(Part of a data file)
══════

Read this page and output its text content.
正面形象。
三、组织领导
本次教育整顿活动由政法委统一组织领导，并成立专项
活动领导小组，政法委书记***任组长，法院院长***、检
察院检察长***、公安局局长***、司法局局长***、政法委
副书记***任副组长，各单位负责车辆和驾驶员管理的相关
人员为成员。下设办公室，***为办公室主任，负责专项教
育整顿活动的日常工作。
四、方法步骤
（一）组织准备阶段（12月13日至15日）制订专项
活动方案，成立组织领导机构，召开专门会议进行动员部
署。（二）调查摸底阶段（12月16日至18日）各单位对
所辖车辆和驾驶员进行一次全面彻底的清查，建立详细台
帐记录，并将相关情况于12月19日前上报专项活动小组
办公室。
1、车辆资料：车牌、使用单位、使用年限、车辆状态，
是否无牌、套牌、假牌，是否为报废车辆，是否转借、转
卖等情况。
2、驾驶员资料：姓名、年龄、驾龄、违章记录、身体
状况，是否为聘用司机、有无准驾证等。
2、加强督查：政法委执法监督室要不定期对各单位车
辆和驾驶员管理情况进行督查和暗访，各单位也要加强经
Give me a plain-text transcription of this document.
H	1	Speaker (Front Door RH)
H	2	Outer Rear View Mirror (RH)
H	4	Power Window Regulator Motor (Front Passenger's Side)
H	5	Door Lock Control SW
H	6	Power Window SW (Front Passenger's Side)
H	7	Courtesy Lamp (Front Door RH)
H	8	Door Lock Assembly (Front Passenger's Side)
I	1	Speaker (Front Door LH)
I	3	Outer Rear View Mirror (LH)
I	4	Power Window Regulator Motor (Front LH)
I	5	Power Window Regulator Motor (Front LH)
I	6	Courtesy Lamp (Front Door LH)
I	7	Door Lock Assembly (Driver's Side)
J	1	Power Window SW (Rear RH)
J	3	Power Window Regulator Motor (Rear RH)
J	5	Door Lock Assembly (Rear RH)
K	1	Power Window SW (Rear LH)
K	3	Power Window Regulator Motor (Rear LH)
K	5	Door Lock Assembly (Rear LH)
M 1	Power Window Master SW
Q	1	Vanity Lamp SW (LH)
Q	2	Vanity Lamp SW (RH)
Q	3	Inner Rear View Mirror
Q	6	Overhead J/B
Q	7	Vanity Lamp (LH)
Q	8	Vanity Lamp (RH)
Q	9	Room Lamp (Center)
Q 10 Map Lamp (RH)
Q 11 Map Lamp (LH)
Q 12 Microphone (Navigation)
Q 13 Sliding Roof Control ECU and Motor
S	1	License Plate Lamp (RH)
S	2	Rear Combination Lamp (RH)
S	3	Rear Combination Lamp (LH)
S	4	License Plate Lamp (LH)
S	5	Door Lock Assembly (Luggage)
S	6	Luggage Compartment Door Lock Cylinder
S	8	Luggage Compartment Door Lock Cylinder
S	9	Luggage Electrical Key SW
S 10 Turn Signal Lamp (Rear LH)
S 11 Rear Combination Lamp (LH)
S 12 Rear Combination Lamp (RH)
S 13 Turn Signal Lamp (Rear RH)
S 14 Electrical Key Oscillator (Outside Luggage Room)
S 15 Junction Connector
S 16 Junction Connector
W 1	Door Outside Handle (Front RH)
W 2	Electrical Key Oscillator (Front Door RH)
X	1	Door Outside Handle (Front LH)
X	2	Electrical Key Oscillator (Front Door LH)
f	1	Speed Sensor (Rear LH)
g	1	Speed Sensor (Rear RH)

══════

Write out every line exactly as it stands.

Read this page and output its text content.
正面形象。
三、组织领导
本次教育整顿活动由政法委统一组织领导，并成立专项
活动领导小组，政法委书记***任组长，法院院长***、检
察院检察长***、公安局局长***、司法局局长***、政法委
副书记***任副组长，各单位负责车辆和驾驶员管理的相关
人员为成员。下设办公室，***为办公室主任，负责专项教
育整顿活动的日常工作。
四、方法步骤
（一）组织准备阶段（12月13日至15日）制订专项
活动方案，成立组织领导机构，召开专门会议进行动员部
署。（二）调查摸底阶段（12月16日至18日）各单位对
所辖车辆和驾驶员进行一次全面彻底的清查，建立详细台
帐记录，并将相关情况于12月19日前上报专项活动小组
办公室。
1、车辆资料：车牌、使用单位、使用年限、车辆状态，
是否无牌、套牌、假牌，是否为报废车辆，是否转借、转
卖等情况。
2、驾驶员资料：姓名、年龄、驾龄、违章记录、身体
状况，是否为聘用司机、有无准驾证等。
2、加强督查：政法委执法监督室要不定期对各单位车
辆和驾驶员管理情况进行督查和暗访，各单位也要加强经
Give me a plain-text transcription of this document.
H	1	Speaker (Front Door RH)
H	2	Outer Rear View Mirror (RH)
H	4	Power Window Regulator Motor (Front Passenger's Side)
H	5	Door Lock Control SW
H	6	Power Window SW (Front Passenger's Side)
H	7	Courtesy Lamp (Front Door RH)
H	8	Door Lock Assembly (Front Passenger's Side)
I	1	Speaker (Front Door LH)
I	3	Outer Rear View Mirror (LH)
I	4	Power Window Regulator Motor (Front LH)
I	5	Power Window Regulator Motor (Front LH)
I	6	Courtesy Lamp (Front Door LH)
I	7	Door Lock Assembly (Driver's Side)
J	1	Power Window SW (Rear RH)
J	3	Power Window Regulator Motor (Rear RH)
J	5	Door Lock Assembly (Rear RH)
K	1	Power Window SW (Rear LH)
K	3	Power Window Regulator Motor (Rear LH)
K	5	Door Lock Assembly (Rear LH)
M 1	Power Window Master SW
Q	1	Vanity Lamp SW (LH)
Q	2	Vanity Lamp SW (RH)
Q	3	Inner Rear View Mirror
Q	6	Overhead J/B
Q	7	Vanity Lamp (LH)
Q	8	Vanity Lamp (RH)
Q	9	Room Lamp (Center)
Q 10 Map Lamp (RH)
Q 11 Map Lamp (LH)
Q 12 Microphone (Navigation)
Q 13 Sliding Roof Control ECU and Motor
S	1	License Plate Lamp (RH)
S	2	Rear Combination Lamp (RH)
S	3	Rear Combination Lamp (LH)
S	4	License Plate Lamp (LH)
S	5	Door Lock Assembly (Luggage)
S	6	Luggage Compartment Door Lock Cylinder
S	8	Luggage Compartment Door Lock Cylinder
S	9	Luggage Electrical Key SW
S 10 Turn Signal Lamp (Rear LH)
S 11 Rear Combination Lamp (LH)
S 12 Rear Combination Lamp (RH)
S 13 Turn Signal Lamp (Rear RH)
S 14 Electrical Key Oscillator (Outside Luggage Room)
S 15 Junction Connector
S 16 Junction Connector
W 1	Door Outside Handle (Front RH)
W 2	Electrical Key Oscillator (Front Door RH)
X	1	Door Outside Handle (Front LH)
X	2	Electrical Key Oscillator (Front Door LH)
f	1	Speed Sensor (Rear LH)
g	1	Speed Sensor (Rear RH)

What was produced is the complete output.